OBJECTIVE
In the meditation myths text below, which simple actions does the writer suggest as a way to relax during practice?

PAGE EXTRACT
There have been numerous studies concerning the benefits of mediation, from alleviating mental challenges like stress, depression and PTSD, to helping with physical challenges, such as high blood pressure, insomnia, and psoriasis.

But where to begin? And what’s keeping us from it? What should we expect from meditation?         

Things to help you start…or pivot!

I’ve been doing a heart based meditation practice for 14 years. Prior to that, I had dabbled in various forms of meditation as well. In no way do I consider myself anything close to an “expert” – and such an attitude would run counter to the nature of it! But I have experienced some things which have limited my ability to let go, shed baggage and find joy.

As meditation becomes more mainstream in Western cultures, I’ve also stumbled upon (or through!) some things while exploring other practices.

Hopefully this list helps you avoid some of them too… 🙂

11 Meditation Myths

  1. You need a dedicated space/room – or a specific app/technique for meditation to be effective. A quiet room with minimal distractions or a guided recording can certainly help, but only meditating when you have these elements may actually limit your attitude and experience over time. A good meditation practice is one that you can bring into every moment, not just when your environment is optimum.
  2. Meditation requires singular attention or heightened awareness to be effective. Focus on breathing, the repetition of a mantra, scanning/observing the body, and visualizing are all common meditation techniques. But how effective are they? In my experience, these methods can be useful in raising awareness of parts of us that are holding and can be effective in calming us down. But I have also found that they can make me busy, becoming an observer of my experience that is itself a form of “doing,” making it challenging to reach deeper levels of peace.
  3. If there was a goal to meditation, it might be stillness. Quieting our thoughts and the monkey mind is certainly a good thing, but it does not reflect the true potential of a meditation practice. A good meditation practice should not only help us be calmer, but it should bring us a sense of connectedness and joy.
  4. Meditation is really just an inward-looking practice. Whether done alone or in a group, the most beautiful and profound meditation practices I’ve experienced involve connection and relationship. I’m talking about connection to who you really are and to something beyond yourself. And as we begin to deepen this connection and interrelationship, we change what we “broadcast” to others – either consciously or unconsciously – helping those around us as well.
  5. If I’m tense, I won’t be able to “get there,” so better to wait for the turmoil to pass. This is a tricky one. It’s true that tension and holding are related, and if you’re holding you can’t be taken deeper into your practice. But waiting for the moment to pass might mean being stuck in some pretty negative stuff. A good meditation practice incorporates a natural process that supports you to relax.  I have found that without incorporating a relaxation component, the heart and mind cannot properly come into alignment. This could be as simple as taking a few deep (e.g. “yoga”) breaths, touching your heart, and smiling sweetly to your heart. With practice, this “relaxation reset” becomes easier and faster.

EXTRACTED ENTRIES
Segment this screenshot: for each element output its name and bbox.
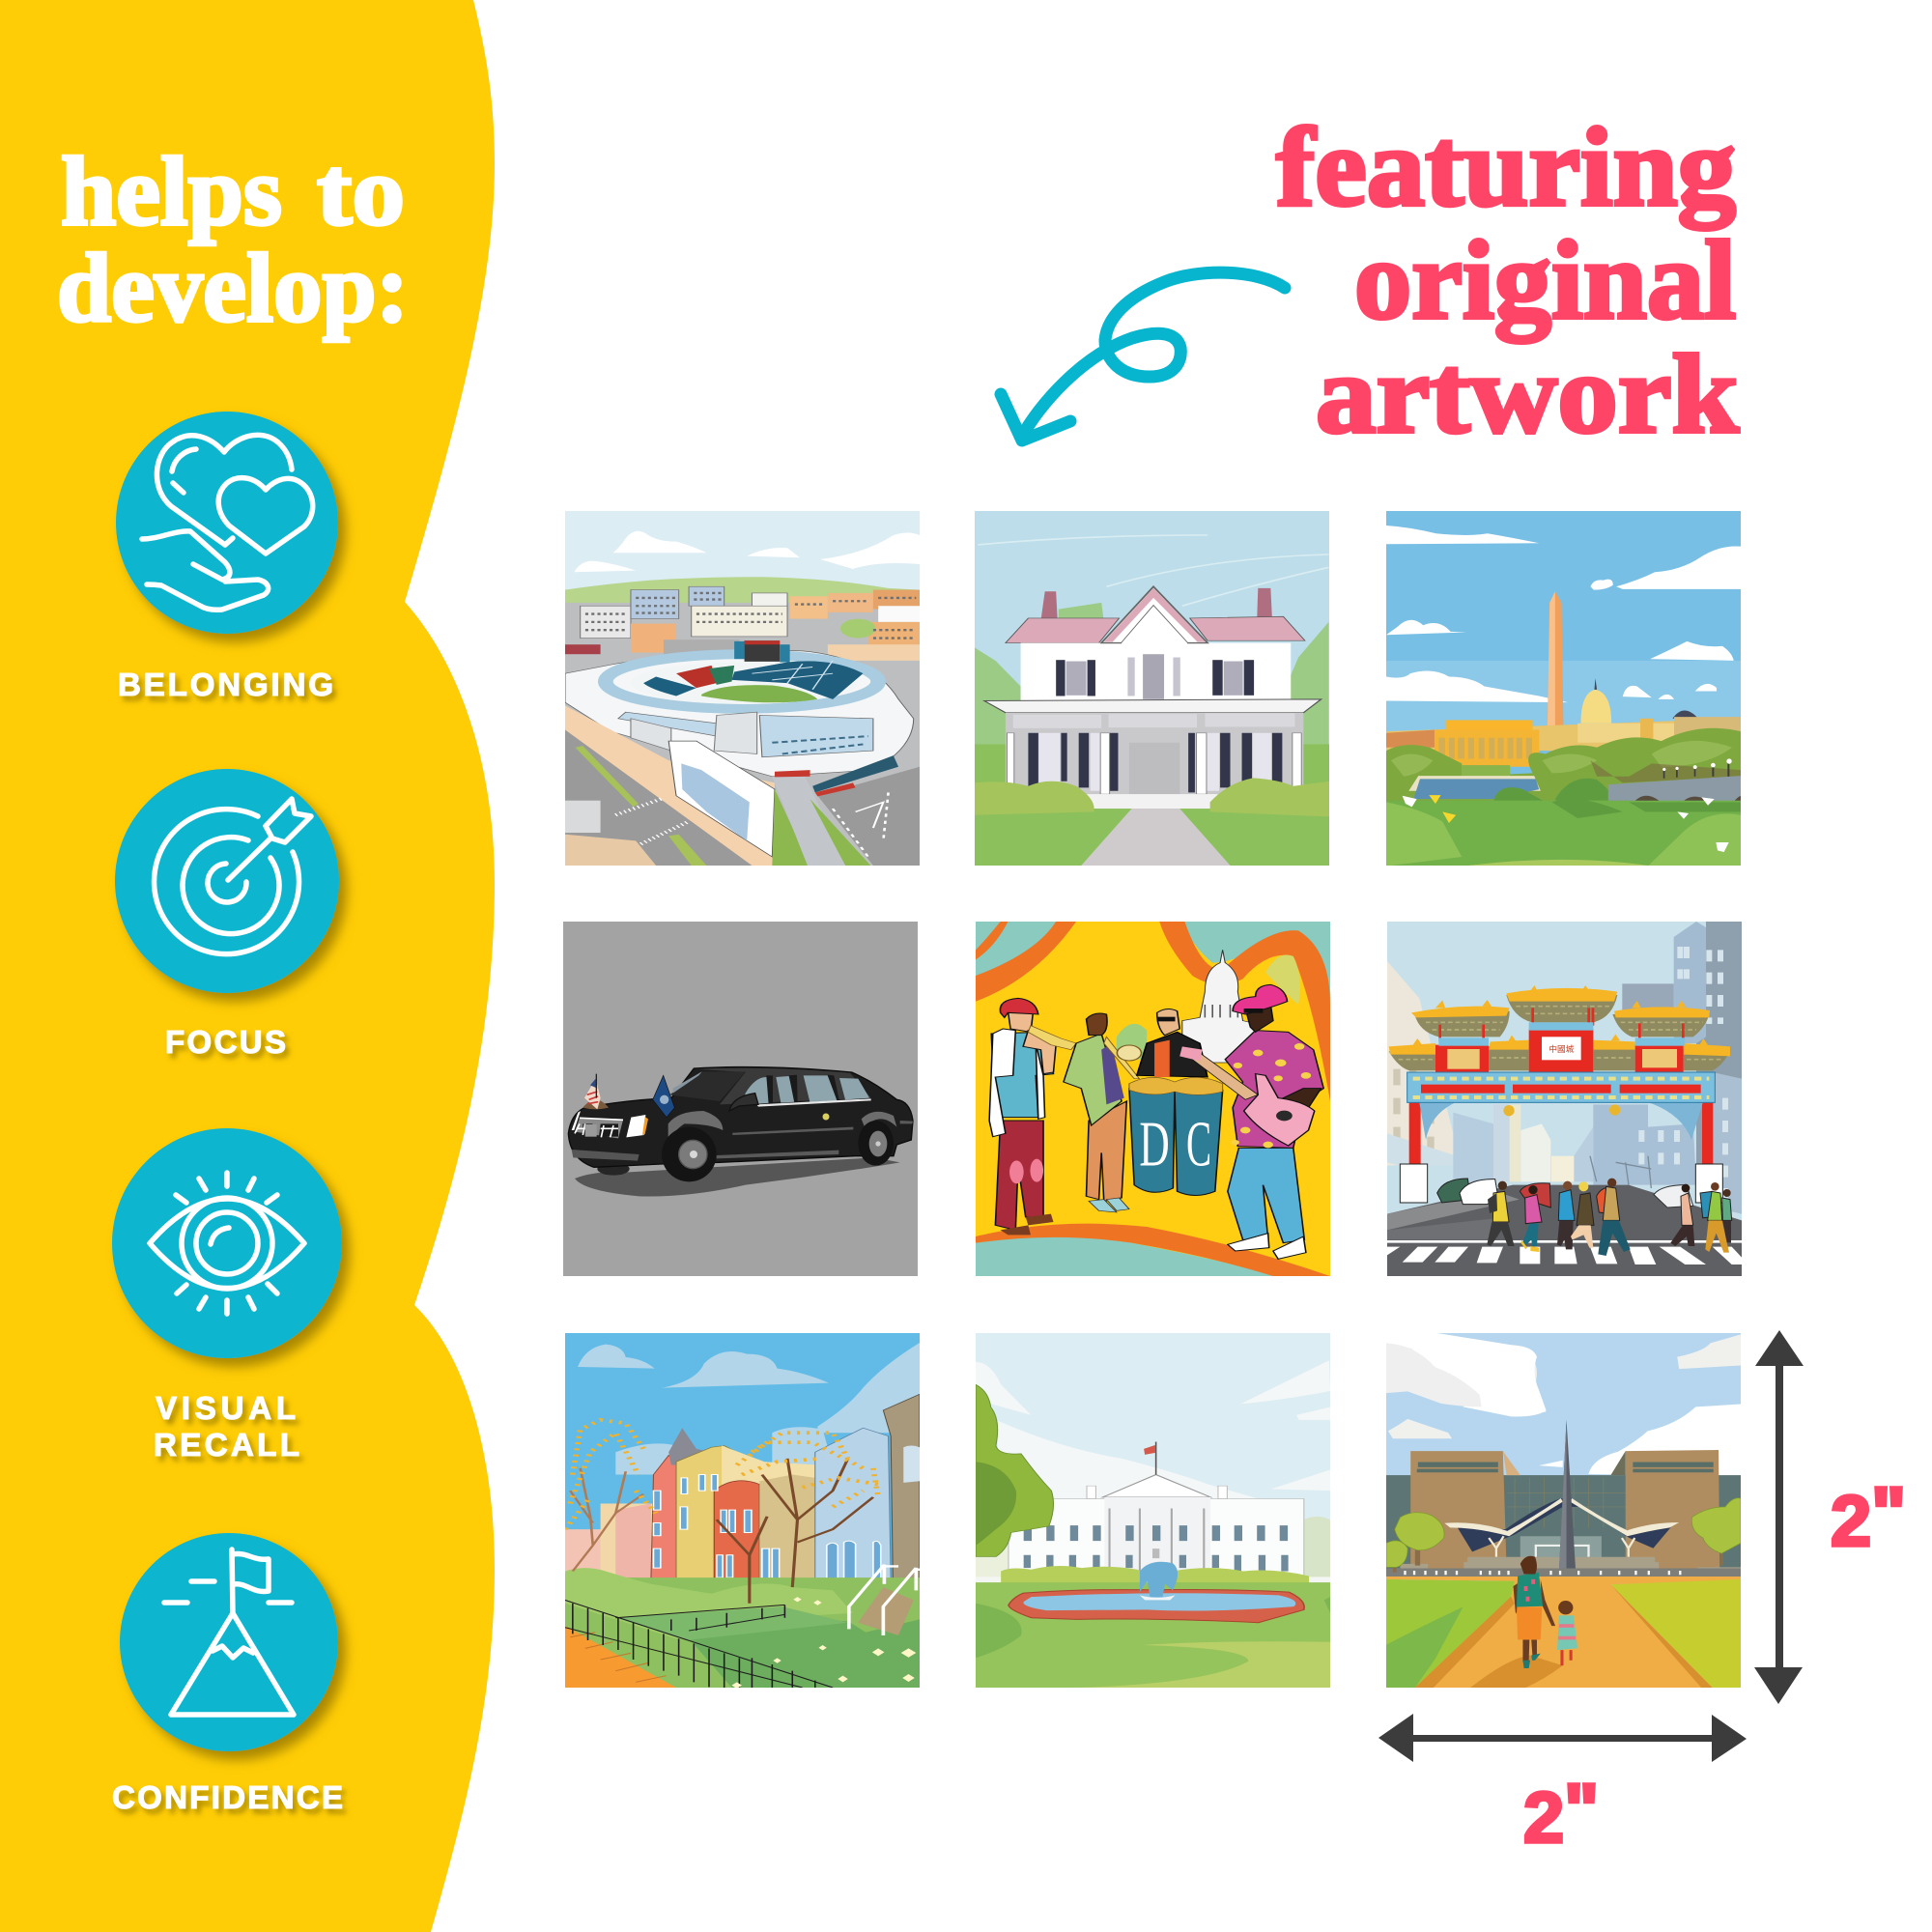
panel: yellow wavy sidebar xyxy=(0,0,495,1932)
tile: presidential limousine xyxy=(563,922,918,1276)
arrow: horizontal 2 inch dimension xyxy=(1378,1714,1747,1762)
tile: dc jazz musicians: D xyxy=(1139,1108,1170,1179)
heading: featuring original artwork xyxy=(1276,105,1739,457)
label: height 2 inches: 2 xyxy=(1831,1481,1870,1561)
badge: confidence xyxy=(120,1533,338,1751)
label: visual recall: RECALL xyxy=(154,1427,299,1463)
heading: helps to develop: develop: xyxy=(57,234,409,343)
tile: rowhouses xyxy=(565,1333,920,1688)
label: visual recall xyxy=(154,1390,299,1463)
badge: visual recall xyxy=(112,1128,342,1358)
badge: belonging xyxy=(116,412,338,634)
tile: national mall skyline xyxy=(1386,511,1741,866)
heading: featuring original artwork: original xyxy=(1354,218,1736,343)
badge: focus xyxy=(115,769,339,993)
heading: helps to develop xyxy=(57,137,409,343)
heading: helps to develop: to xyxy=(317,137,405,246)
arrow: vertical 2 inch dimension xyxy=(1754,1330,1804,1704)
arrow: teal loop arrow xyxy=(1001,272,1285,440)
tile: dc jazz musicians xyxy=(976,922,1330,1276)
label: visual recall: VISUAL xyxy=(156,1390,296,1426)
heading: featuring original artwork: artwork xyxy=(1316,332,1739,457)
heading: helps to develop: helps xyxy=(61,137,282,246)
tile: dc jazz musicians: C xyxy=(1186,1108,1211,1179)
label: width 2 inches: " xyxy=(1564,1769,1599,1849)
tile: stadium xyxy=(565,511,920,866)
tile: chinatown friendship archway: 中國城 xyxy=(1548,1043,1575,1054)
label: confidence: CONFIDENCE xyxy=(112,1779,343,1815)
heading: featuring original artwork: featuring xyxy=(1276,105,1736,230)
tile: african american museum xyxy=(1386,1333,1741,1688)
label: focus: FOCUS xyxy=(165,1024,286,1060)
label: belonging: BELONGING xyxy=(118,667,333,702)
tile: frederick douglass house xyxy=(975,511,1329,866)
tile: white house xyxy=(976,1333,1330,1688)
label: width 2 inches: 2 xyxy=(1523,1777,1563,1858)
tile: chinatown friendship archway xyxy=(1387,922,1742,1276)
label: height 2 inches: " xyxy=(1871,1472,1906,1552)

CORRECT RESULT
Taking a few deep ("yoga") breaths, touching your heart, and smiling sweetly to your heart.